**Prompt**
Look for "connected" in each line of the entries, and return the matching lines.

**Exercise materials**
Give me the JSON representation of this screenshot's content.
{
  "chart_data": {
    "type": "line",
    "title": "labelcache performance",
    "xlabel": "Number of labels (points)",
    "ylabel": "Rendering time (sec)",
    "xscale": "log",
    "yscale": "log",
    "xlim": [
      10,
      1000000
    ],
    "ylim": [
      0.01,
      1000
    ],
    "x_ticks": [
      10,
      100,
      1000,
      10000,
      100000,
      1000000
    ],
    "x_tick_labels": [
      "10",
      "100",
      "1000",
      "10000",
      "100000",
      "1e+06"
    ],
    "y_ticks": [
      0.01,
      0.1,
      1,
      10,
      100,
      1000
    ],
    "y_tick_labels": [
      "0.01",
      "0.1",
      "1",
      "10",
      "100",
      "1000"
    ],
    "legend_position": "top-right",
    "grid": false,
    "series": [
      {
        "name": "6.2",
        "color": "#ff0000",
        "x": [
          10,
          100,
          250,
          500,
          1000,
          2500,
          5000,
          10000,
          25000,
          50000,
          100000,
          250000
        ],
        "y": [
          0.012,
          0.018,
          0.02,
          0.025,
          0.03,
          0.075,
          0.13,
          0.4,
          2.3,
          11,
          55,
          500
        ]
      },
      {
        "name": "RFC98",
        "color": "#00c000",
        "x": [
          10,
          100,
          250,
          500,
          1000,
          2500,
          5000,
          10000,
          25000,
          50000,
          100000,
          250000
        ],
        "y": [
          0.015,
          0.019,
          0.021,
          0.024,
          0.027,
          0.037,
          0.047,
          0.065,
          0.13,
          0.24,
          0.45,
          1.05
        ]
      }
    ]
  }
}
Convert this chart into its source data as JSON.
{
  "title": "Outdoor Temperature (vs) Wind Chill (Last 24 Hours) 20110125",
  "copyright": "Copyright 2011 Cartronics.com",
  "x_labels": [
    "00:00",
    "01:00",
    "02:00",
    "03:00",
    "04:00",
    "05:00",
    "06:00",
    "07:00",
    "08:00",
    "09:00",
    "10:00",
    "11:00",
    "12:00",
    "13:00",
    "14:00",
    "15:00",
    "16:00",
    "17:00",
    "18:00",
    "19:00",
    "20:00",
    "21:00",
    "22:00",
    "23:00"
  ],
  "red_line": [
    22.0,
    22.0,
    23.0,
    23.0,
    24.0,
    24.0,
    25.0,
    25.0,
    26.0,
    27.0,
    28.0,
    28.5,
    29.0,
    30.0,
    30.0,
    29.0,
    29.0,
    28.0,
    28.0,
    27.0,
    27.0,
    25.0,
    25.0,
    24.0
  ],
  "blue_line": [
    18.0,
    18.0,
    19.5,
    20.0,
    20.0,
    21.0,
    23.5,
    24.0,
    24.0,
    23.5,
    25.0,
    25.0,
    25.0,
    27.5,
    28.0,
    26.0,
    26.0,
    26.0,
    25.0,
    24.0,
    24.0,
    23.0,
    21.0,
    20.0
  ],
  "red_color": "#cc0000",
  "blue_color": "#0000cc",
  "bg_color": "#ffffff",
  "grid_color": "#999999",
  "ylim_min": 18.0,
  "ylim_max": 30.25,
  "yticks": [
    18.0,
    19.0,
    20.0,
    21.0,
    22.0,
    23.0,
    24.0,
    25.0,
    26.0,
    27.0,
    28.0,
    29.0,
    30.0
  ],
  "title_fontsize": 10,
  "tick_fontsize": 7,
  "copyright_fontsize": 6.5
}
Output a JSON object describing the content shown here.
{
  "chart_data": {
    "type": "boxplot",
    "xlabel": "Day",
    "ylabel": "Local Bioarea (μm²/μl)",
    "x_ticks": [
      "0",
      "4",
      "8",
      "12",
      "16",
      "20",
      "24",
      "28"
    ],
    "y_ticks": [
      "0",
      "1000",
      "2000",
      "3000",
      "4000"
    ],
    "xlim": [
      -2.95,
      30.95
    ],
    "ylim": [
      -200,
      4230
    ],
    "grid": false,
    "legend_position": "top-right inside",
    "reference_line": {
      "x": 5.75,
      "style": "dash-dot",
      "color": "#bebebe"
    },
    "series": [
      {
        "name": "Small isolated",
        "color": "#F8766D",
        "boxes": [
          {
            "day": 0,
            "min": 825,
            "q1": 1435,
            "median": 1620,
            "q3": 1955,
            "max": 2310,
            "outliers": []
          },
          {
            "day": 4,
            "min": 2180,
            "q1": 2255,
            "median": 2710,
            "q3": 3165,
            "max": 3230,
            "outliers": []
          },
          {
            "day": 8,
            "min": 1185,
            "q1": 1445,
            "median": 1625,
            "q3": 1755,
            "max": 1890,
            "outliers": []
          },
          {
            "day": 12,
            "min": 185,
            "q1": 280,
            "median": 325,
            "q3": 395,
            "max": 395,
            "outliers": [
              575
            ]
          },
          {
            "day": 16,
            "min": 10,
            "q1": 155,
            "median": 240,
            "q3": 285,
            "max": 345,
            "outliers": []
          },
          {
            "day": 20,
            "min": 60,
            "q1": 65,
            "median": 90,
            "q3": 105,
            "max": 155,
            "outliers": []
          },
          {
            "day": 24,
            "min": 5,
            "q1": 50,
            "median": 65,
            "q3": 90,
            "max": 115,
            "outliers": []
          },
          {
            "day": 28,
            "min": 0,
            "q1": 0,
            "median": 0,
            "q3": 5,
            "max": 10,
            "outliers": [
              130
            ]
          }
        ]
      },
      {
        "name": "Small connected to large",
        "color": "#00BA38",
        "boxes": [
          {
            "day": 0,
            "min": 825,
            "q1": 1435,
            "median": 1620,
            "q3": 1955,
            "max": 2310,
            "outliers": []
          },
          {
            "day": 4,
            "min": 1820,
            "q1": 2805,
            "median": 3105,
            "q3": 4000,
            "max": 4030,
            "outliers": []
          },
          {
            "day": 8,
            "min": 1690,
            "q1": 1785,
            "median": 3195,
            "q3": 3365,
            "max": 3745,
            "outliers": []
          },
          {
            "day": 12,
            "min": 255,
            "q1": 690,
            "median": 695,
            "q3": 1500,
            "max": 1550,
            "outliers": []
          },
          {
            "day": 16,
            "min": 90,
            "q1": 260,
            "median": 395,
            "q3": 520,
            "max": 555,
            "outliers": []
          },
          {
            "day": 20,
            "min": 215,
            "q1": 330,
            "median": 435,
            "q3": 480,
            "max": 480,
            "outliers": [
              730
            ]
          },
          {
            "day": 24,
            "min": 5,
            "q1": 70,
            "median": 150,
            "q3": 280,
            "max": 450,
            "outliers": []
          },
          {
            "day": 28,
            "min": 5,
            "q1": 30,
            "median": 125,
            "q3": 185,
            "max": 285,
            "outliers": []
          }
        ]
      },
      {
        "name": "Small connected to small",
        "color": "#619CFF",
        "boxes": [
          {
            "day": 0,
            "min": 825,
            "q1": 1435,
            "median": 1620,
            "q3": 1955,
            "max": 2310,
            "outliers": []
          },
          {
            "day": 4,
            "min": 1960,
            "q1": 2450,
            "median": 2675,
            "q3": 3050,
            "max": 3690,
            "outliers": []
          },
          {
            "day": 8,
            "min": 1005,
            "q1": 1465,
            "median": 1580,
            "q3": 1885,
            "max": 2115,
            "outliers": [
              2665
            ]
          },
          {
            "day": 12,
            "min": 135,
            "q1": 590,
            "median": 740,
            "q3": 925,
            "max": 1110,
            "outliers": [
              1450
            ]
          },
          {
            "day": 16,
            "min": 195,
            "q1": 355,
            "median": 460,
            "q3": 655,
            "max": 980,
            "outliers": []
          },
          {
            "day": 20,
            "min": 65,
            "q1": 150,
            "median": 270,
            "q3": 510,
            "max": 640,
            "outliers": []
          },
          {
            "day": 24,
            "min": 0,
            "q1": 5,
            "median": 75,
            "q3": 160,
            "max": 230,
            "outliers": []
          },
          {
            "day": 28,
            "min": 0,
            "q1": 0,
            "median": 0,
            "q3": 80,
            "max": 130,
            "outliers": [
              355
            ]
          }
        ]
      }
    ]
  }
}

**Correct result**
        "name": "Small connected to large",
        "name": "Small connected to small",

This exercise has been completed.